[START OF Supplied records]

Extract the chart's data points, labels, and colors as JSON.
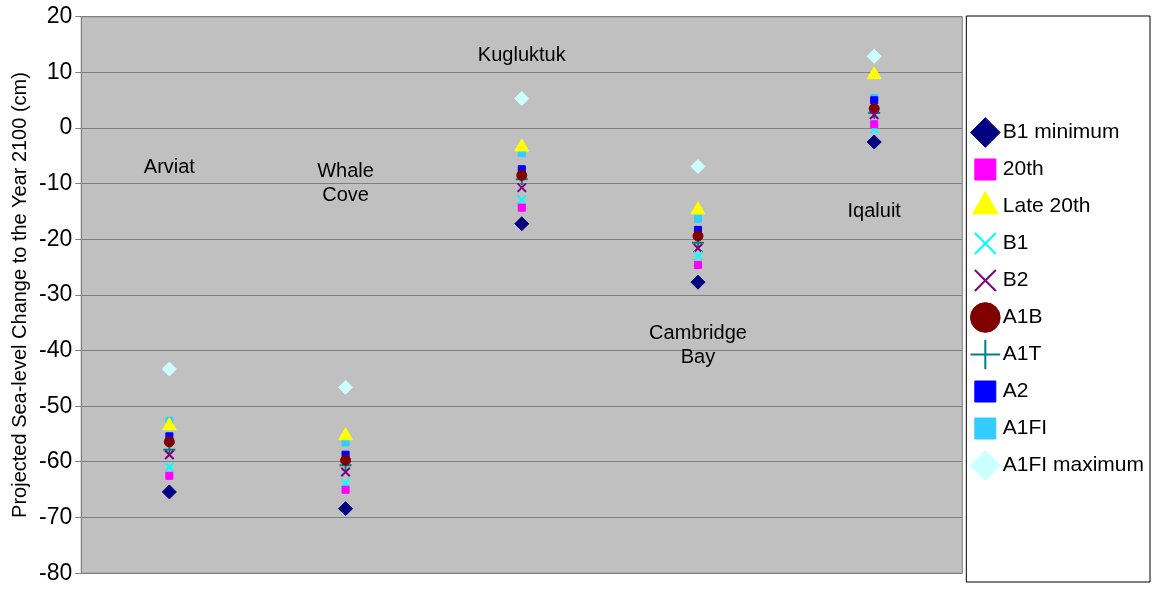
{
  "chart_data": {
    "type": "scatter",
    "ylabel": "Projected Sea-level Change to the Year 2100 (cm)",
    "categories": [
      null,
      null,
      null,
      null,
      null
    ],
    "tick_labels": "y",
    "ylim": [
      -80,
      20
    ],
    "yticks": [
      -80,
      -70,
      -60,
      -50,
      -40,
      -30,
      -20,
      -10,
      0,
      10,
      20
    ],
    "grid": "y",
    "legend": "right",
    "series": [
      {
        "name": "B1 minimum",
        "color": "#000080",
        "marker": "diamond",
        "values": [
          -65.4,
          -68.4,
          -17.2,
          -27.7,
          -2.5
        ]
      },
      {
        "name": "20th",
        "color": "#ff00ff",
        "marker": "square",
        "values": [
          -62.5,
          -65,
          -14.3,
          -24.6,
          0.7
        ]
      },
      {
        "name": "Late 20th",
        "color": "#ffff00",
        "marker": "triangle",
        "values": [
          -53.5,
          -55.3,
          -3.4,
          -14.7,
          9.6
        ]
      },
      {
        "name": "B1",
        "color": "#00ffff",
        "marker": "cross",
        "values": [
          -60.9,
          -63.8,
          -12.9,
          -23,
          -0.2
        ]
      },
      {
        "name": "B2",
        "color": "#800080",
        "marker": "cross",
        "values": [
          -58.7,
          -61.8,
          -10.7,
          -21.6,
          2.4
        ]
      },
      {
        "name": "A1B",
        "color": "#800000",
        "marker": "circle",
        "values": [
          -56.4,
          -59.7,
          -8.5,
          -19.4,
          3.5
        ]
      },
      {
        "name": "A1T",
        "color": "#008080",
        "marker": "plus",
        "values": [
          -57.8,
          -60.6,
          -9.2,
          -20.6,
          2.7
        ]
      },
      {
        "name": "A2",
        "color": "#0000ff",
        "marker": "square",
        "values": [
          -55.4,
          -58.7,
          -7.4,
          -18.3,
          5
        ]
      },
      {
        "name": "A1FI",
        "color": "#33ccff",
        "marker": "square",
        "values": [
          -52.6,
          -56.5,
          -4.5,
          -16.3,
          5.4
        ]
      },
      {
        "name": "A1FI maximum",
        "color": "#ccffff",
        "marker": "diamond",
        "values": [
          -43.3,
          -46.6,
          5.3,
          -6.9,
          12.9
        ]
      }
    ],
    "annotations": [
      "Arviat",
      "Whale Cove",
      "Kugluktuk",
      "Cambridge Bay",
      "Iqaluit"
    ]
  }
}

[END OF Supplied records]

• _Stated task_
Locate all lines holding the word "name", then copy them out.

• _Finished exercise_
        "name": "B1 minimum",
        "name": "20th",
        "name": "Late 20th",
        "name": "B1",
        "name": "B2",
        "name": "A1B",
        "name": "A1T",
        "name": "A2",
        "name": "A1FI",
        "name": "A1FI maximum",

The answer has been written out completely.